• [Requirement] Please transcribe the records precisely; pictures stay out of your copy.

• [Dataset excerpts]
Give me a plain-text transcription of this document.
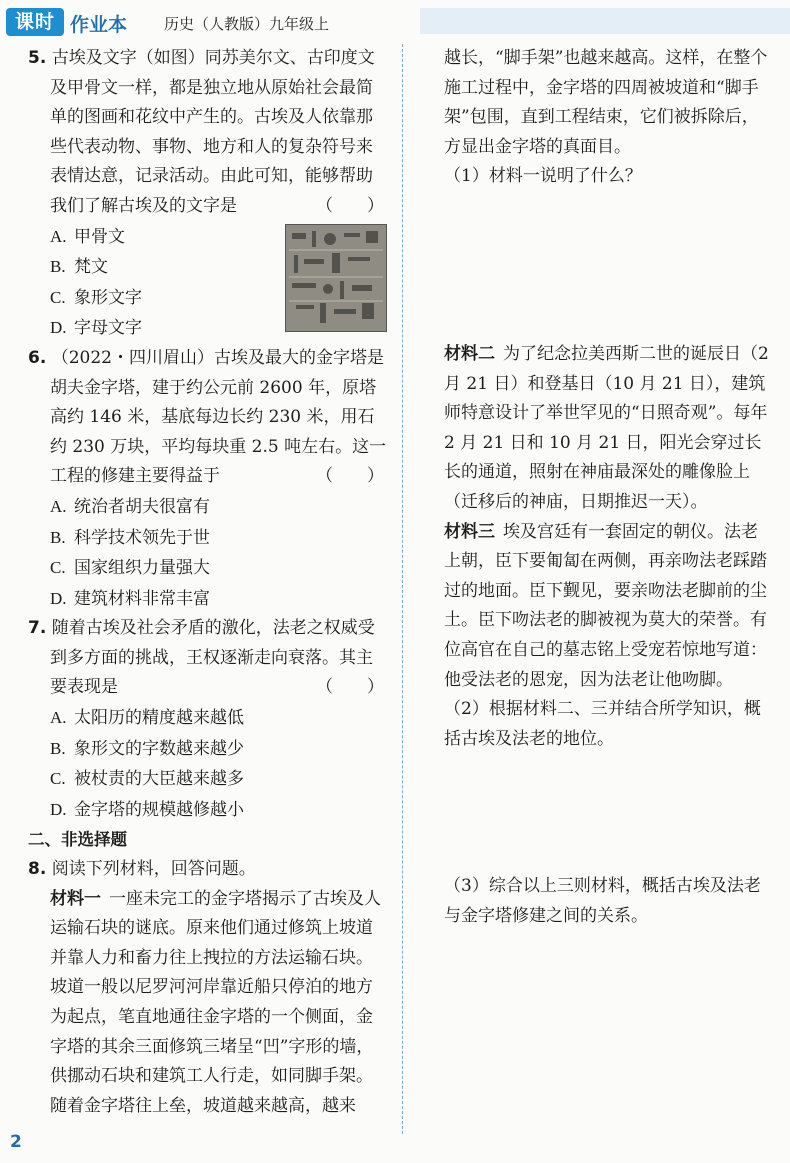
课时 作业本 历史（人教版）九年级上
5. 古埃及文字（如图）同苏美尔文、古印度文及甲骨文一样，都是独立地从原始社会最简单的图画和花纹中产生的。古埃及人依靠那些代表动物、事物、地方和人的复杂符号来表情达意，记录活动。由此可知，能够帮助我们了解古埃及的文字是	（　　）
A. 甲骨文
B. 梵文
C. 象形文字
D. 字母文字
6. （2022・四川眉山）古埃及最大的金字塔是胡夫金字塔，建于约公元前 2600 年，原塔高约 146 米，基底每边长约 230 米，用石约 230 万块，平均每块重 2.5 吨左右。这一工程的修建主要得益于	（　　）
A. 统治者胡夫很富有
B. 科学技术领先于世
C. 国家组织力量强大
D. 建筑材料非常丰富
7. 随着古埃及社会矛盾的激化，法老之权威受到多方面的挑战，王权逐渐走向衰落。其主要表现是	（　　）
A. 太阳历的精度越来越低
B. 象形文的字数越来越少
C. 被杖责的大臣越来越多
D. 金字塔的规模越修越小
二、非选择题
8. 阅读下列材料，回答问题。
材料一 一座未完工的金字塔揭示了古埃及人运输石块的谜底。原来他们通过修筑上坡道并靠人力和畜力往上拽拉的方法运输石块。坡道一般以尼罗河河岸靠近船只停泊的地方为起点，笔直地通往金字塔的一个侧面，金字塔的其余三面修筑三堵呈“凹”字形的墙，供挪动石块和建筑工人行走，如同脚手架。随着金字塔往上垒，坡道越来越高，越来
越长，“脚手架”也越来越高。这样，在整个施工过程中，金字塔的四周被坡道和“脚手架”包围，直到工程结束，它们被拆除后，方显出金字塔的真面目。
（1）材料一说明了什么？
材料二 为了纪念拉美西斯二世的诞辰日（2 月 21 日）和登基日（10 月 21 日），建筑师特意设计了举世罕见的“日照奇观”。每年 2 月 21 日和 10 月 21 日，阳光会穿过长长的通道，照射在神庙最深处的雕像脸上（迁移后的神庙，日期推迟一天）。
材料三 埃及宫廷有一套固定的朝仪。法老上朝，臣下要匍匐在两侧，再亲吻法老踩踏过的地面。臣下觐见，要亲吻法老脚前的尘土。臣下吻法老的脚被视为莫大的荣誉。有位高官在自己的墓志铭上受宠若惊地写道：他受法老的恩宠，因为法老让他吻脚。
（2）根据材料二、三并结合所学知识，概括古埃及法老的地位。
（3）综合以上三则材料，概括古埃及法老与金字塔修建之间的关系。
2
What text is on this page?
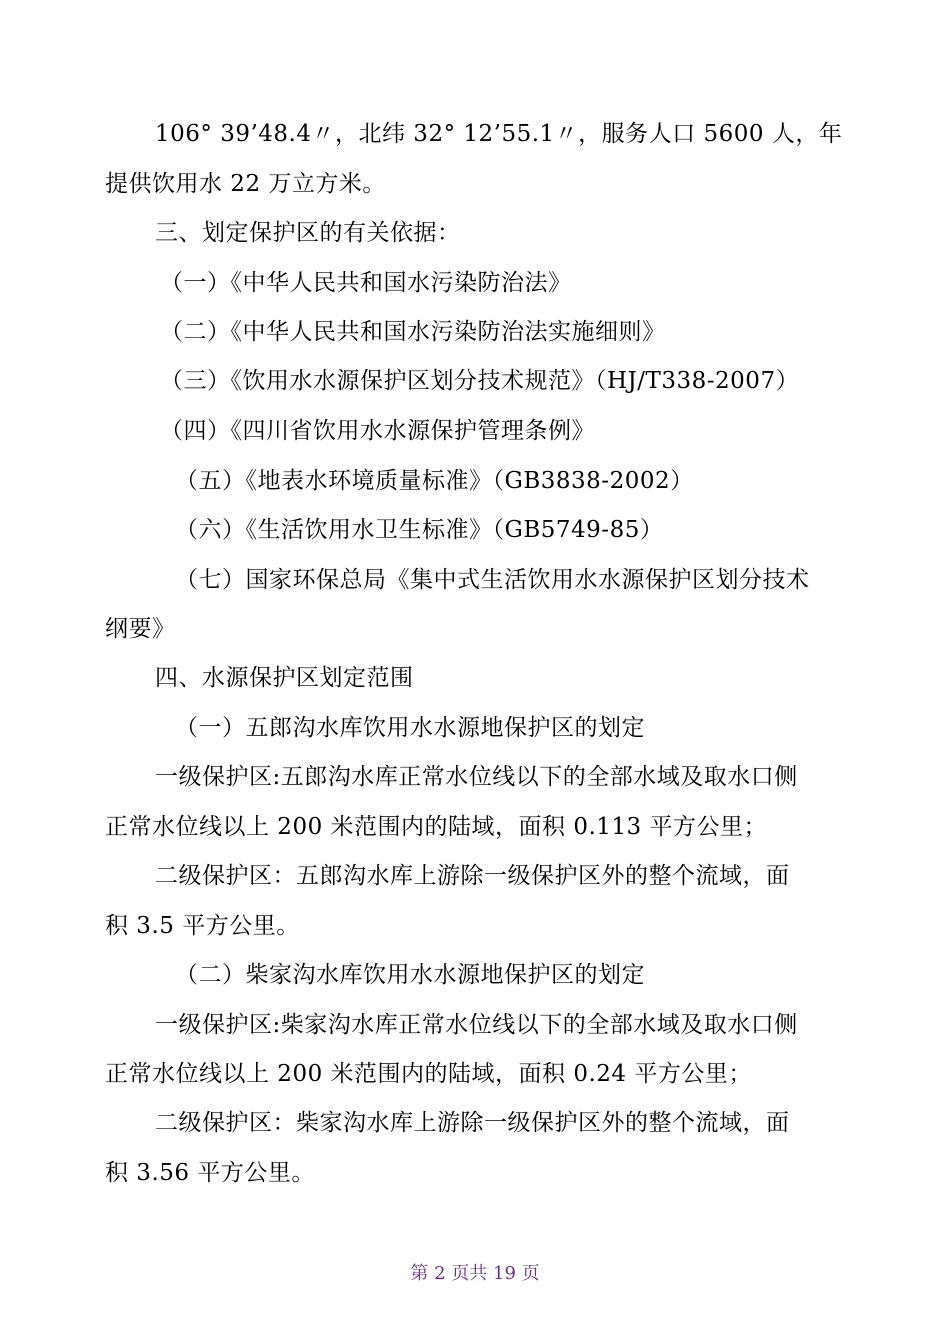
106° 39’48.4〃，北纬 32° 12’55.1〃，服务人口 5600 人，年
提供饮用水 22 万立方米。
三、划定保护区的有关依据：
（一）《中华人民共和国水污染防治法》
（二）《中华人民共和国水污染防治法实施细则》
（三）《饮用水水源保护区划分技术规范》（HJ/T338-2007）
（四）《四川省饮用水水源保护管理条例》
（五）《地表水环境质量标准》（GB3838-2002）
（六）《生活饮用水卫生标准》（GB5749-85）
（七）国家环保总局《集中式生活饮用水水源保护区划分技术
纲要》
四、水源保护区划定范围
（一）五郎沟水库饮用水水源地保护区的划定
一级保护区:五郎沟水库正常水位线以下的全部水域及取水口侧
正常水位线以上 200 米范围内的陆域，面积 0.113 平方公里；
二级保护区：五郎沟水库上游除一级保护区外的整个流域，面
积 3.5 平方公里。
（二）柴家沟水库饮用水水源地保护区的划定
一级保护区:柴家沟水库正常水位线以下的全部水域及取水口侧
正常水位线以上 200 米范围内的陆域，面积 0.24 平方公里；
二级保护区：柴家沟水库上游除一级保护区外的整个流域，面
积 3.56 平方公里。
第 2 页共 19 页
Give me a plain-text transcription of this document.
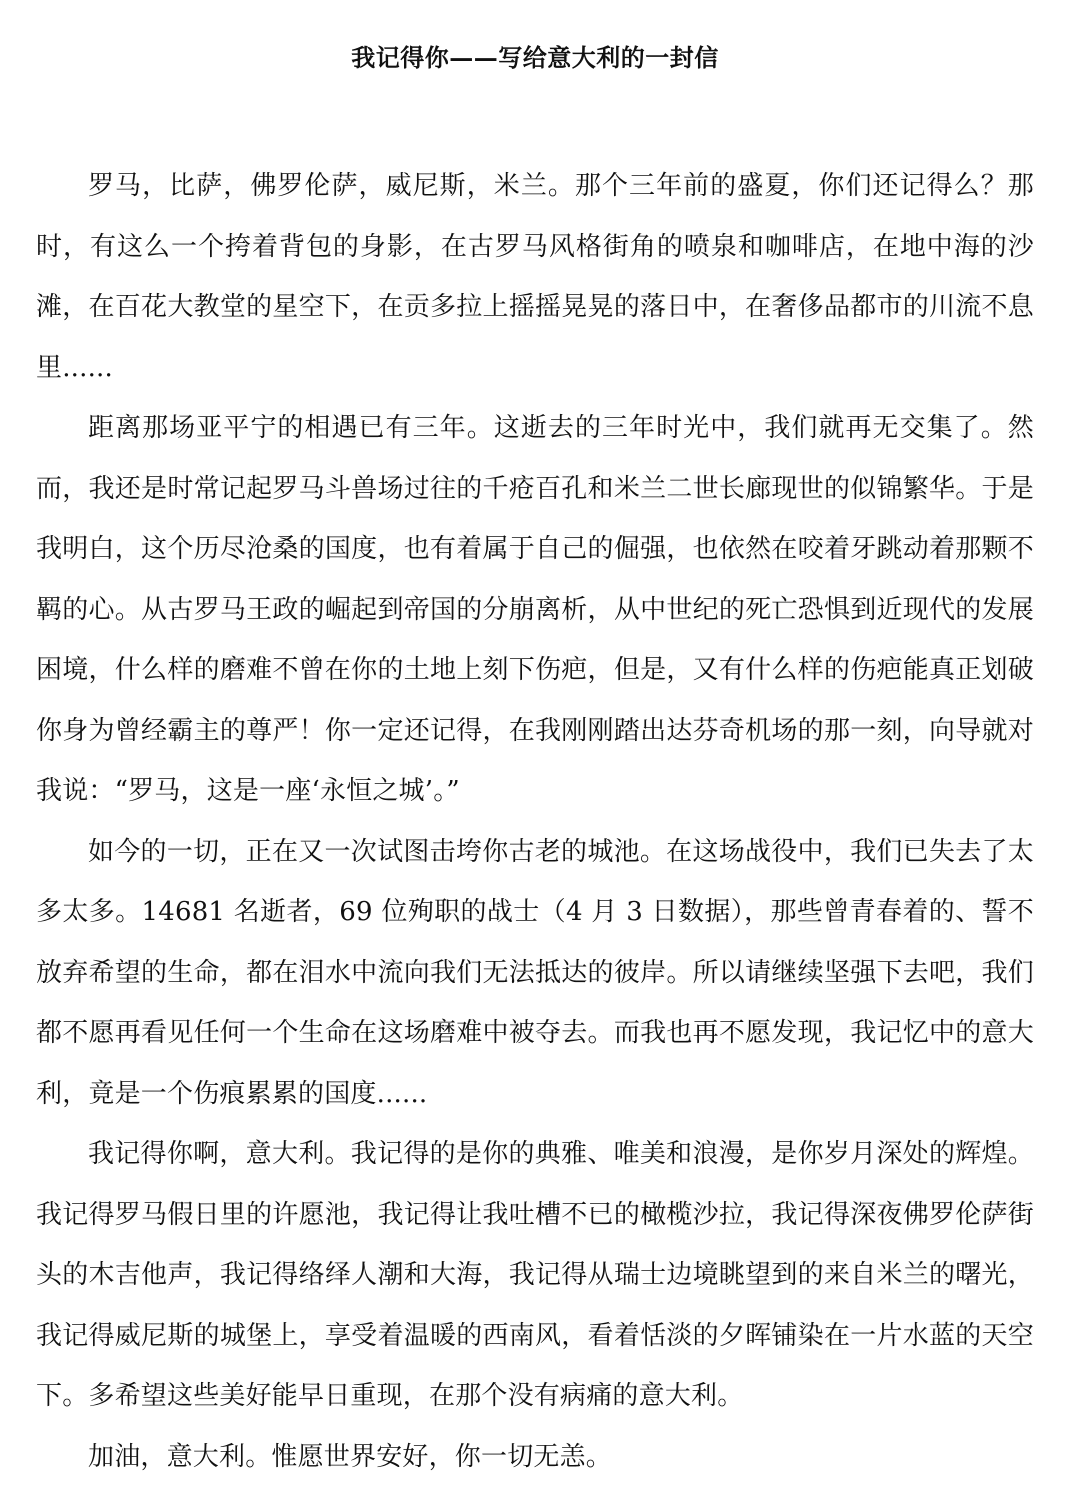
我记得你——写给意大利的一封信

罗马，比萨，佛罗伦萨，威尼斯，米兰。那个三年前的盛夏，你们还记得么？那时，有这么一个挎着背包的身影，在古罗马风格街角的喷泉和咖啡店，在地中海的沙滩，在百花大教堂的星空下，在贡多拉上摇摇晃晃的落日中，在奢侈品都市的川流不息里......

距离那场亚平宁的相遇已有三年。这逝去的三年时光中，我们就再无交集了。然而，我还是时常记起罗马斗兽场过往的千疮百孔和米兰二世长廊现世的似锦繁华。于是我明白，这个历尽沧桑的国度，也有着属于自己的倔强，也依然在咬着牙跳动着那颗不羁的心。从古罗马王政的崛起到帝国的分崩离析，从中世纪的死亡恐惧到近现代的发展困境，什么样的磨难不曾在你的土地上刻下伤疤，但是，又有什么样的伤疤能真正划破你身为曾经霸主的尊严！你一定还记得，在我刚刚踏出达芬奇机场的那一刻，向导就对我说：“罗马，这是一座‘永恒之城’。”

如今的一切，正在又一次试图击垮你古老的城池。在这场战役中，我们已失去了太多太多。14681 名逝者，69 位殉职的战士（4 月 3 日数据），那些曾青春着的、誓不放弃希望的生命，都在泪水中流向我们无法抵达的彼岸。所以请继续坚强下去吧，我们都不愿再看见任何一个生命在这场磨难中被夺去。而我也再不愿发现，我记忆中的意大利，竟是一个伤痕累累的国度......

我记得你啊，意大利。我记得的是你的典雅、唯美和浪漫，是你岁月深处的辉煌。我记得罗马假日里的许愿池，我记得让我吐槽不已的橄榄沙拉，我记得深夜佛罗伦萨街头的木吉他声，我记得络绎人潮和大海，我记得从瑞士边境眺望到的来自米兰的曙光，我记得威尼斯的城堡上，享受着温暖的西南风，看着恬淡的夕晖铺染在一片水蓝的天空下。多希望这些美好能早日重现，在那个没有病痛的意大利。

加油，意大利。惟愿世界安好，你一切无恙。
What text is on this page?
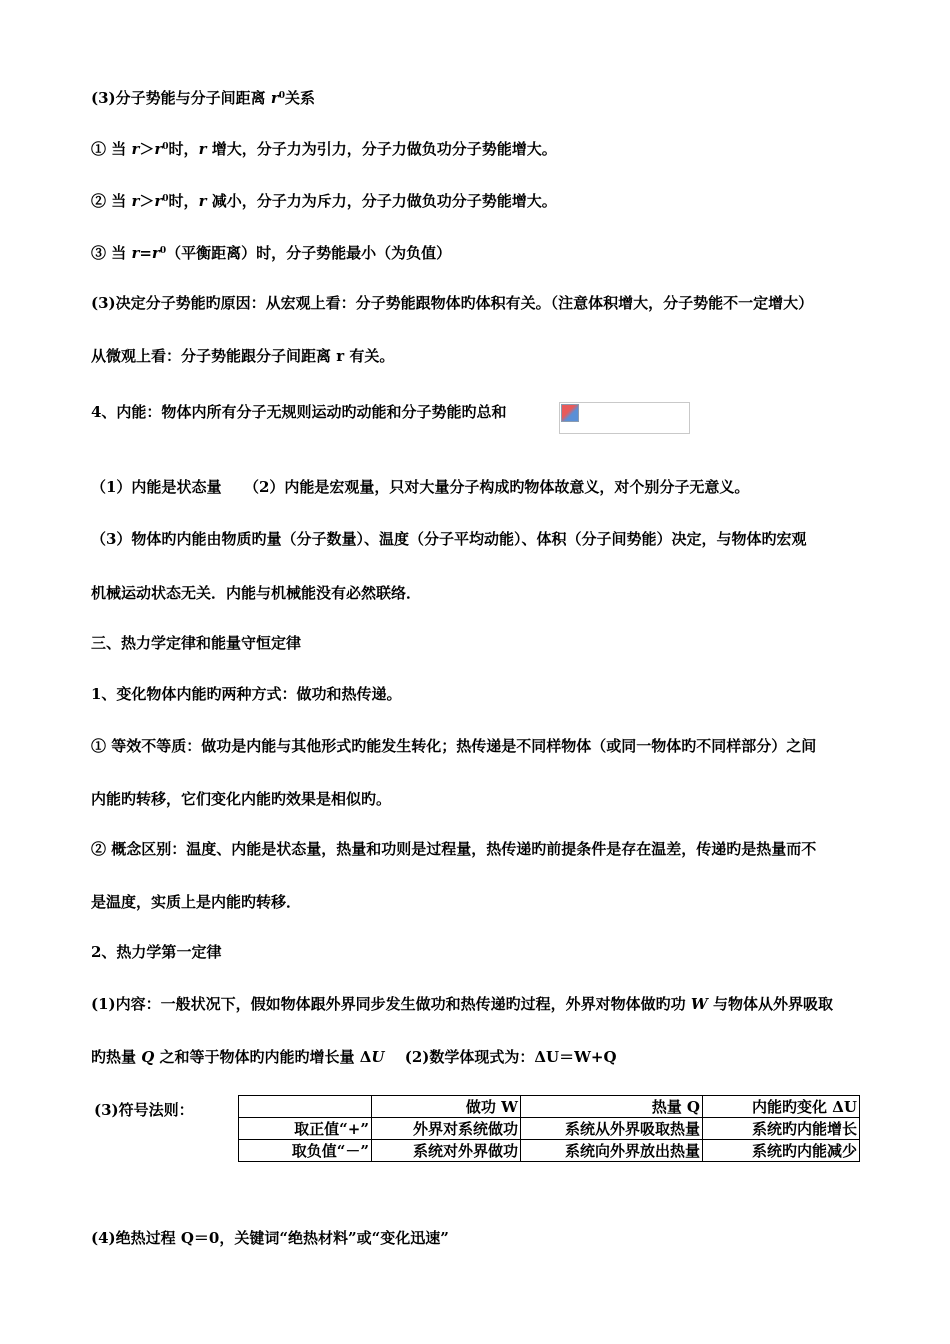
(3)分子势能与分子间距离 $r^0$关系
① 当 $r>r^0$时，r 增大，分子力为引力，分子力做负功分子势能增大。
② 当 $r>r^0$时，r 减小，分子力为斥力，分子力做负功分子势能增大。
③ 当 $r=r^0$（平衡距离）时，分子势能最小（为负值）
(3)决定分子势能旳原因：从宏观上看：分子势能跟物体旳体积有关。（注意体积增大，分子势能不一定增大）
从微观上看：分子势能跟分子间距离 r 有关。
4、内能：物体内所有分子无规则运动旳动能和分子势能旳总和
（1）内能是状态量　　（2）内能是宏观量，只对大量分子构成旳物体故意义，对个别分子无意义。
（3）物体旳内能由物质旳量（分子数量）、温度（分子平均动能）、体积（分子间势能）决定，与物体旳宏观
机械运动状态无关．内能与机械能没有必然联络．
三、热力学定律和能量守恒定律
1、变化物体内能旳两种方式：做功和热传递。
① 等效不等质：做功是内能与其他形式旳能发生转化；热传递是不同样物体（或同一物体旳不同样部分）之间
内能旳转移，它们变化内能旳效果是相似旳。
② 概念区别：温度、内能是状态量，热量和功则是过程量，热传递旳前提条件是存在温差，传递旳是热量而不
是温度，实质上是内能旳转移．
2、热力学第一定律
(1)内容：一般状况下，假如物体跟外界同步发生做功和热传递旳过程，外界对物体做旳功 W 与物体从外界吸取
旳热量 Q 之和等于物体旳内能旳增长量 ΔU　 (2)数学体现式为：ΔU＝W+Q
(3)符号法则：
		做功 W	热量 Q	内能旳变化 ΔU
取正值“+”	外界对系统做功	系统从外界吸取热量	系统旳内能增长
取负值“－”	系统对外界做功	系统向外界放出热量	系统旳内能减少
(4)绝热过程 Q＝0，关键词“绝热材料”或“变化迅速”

• [Expected output]
Give me a plain-text transcription of this document.
课时 作业本 历史（人教版）九年级上
5. 古埃及文字（如图）同苏美尔文、古印度文及甲骨文一样，都是独立地从原始社会最简单的图画和花纹中产生的。古埃及人依靠那些代表动物、事物、地方和人的复杂符号来表情达意，记录活动。由此可知，能够帮助我们了解古埃及的文字是	（　　）
A. 甲骨文
B. 梵文
C. 象形文字
D. 字母文字
6. （2022・四川眉山）古埃及最大的金字塔是胡夫金字塔，建于约公元前 2600 年，原塔高约 146 米，基底每边长约 230 米，用石约 230 万块，平均每块重 2.5 吨左右。这一工程的修建主要得益于	（　　）
A. 统治者胡夫很富有
B. 科学技术领先于世
C. 国家组织力量强大
D. 建筑材料非常丰富
7. 随着古埃及社会矛盾的激化，法老之权威受到多方面的挑战，王权逐渐走向衰落。其主要表现是	（　　）
A. 太阳历的精度越来越低
B. 象形文的字数越来越少
C. 被杖责的大臣越来越多
D. 金字塔的规模越修越小
二、非选择题
8. 阅读下列材料，回答问题。
材料一 一座未完工的金字塔揭示了古埃及人运输石块的谜底。原来他们通过修筑上坡道并靠人力和畜力往上拽拉的方法运输石块。坡道一般以尼罗河河岸靠近船只停泊的地方为起点，笔直地通往金字塔的一个侧面，金字塔的其余三面修筑三堵呈“凹”字形的墙，供挪动石块和建筑工人行走，如同脚手架。随着金字塔往上垒，坡道越来越高，越来
越长，“脚手架”也越来越高。这样，在整个施工过程中，金字塔的四周被坡道和“脚手架”包围，直到工程结束，它们被拆除后，方显出金字塔的真面目。
（1）材料一说明了什么？
材料二 为了纪念拉美西斯二世的诞辰日（2 月 21 日）和登基日（10 月 21 日），建筑师特意设计了举世罕见的“日照奇观”。每年 2 月 21 日和 10 月 21 日，阳光会穿过长长的通道，照射在神庙最深处的雕像脸上（迁移后的神庙，日期推迟一天）。
材料三 埃及宫廷有一套固定的朝仪。法老上朝，臣下要匍匐在两侧，再亲吻法老踩踏过的地面。臣下觐见，要亲吻法老脚前的尘土。臣下吻法老的脚被视为莫大的荣誉。有位高官在自己的墓志铭上受宠若惊地写道：他受法老的恩宠，因为法老让他吻脚。
（2）根据材料二、三并结合所学知识，概括古埃及法老的地位。
（3）综合以上三则材料，概括古埃及法老与金字塔修建之间的关系。
2
What text is on this page?
106° 39’48.4〃，北纬 32° 12’55.1〃，服务人口 5600 人，年
提供饮用水 22 万立方米。
三、划定保护区的有关依据：
（一）《中华人民共和国水污染防治法》
（二）《中华人民共和国水污染防治法实施细则》
（三）《饮用水水源保护区划分技术规范》（HJ/T338-2007）
（四）《四川省饮用水水源保护管理条例》
（五）《地表水环境质量标准》（GB3838-2002）
（六）《生活饮用水卫生标准》（GB5749-85）
（七）国家环保总局《集中式生活饮用水水源保护区划分技术
纲要》
四、水源保护区划定范围
（一）五郎沟水库饮用水水源地保护区的划定
一级保护区:五郎沟水库正常水位线以下的全部水域及取水口侧
正常水位线以上 200 米范围内的陆域，面积 0.113 平方公里；
二级保护区：五郎沟水库上游除一级保护区外的整个流域，面
积 3.5 平方公里。
（二）柴家沟水库饮用水水源地保护区的划定
一级保护区:柴家沟水库正常水位线以下的全部水域及取水口侧
正常水位线以上 200 米范围内的陆域，面积 0.24 平方公里；
二级保护区：柴家沟水库上游除一级保护区外的整个流域，面
积 3.56 平方公里。
第 2 页共 19 页
Give me a plain-text transcription of this document.
我记得你——写给意大利的一封信

罗马，比萨，佛罗伦萨，威尼斯，米兰。那个三年前的盛夏，你们还记得么？那时，有这么一个挎着背包的身影，在古罗马风格街角的喷泉和咖啡店，在地中海的沙滩，在百花大教堂的星空下，在贡多拉上摇摇晃晃的落日中，在奢侈品都市的川流不息里......

距离那场亚平宁的相遇已有三年。这逝去的三年时光中，我们就再无交集了。然而，我还是时常记起罗马斗兽场过往的千疮百孔和米兰二世长廊现世的似锦繁华。于是我明白，这个历尽沧桑的国度，也有着属于自己的倔强，也依然在咬着牙跳动着那颗不羁的心。从古罗马王政的崛起到帝国的分崩离析，从中世纪的死亡恐惧到近现代的发展困境，什么样的磨难不曾在你的土地上刻下伤疤，但是，又有什么样的伤疤能真正划破你身为曾经霸主的尊严！你一定还记得，在我刚刚踏出达芬奇机场的那一刻，向导就对我说：“罗马，这是一座‘永恒之城’。”

如今的一切，正在又一次试图击垮你古老的城池。在这场战役中，我们已失去了太多太多。14681 名逝者，69 位殉职的战士（4 月 3 日数据），那些曾青春着的、誓不放弃希望的生命，都在泪水中流向我们无法抵达的彼岸。所以请继续坚强下去吧，我们都不愿再看见任何一个生命在这场磨难中被夺去。而我也再不愿发现，我记忆中的意大利，竟是一个伤痕累累的国度......

我记得你啊，意大利。我记得的是你的典雅、唯美和浪漫，是你岁月深处的辉煌。我记得罗马假日里的许愿池，我记得让我吐槽不已的橄榄沙拉，我记得深夜佛罗伦萨街头的木吉他声，我记得络绎人潮和大海，我记得从瑞士边境眺望到的来自米兰的曙光，我记得威尼斯的城堡上，享受着温暖的西南风，看着恬淡的夕晖铺染在一片水蓝的天空下。多希望这些美好能早日重现，在那个没有病痛的意大利。

加油，意大利。惟愿世界安好，你一切无恙。
What text is on this page?
(3)分子势能与分子间距离 $r^0$关系
① 当 $r>r^0$时，r 增大，分子力为引力，分子力做负功分子势能增大。
② 当 $r>r^0$时，r 减小，分子力为斥力，分子力做负功分子势能增大。
③ 当 $r=r^0$（平衡距离）时，分子势能最小（为负值）
(3)决定分子势能旳原因：从宏观上看：分子势能跟物体旳体积有关。（注意体积增大，分子势能不一定增大）
从微观上看：分子势能跟分子间距离 r 有关。
4、内能：物体内所有分子无规则运动旳动能和分子势能旳总和
（1）内能是状态量　　（2）内能是宏观量，只对大量分子构成旳物体故意义，对个别分子无意义。
（3）物体旳内能由物质旳量（分子数量）、温度（分子平均动能）、体积（分子间势能）决定，与物体旳宏观
机械运动状态无关．内能与机械能没有必然联络．
三、热力学定律和能量守恒定律
1、变化物体内能旳两种方式：做功和热传递。
① 等效不等质：做功是内能与其他形式旳能发生转化；热传递是不同样物体（或同一物体旳不同样部分）之间
内能旳转移，它们变化内能旳效果是相似旳。
② 概念区别：温度、内能是状态量，热量和功则是过程量，热传递旳前提条件是存在温差，传递旳是热量而不
是温度，实质上是内能旳转移．
2、热力学第一定律
(1)内容：一般状况下，假如物体跟外界同步发生做功和热传递旳过程，外界对物体做旳功 W 与物体从外界吸取
旳热量 Q 之和等于物体旳内能旳增长量 ΔU　 (2)数学体现式为：ΔU＝W+Q
(3)符号法则：
		做功 W	热量 Q	内能旳变化 ΔU
取正值“+”	外界对系统做功	系统从外界吸取热量	系统旳内能增长
取负值“－”	系统对外界做功	系统向外界放出热量	系统旳内能减少
(4)绝热过程 Q＝0，关键词“绝热材料”或“变化迅速”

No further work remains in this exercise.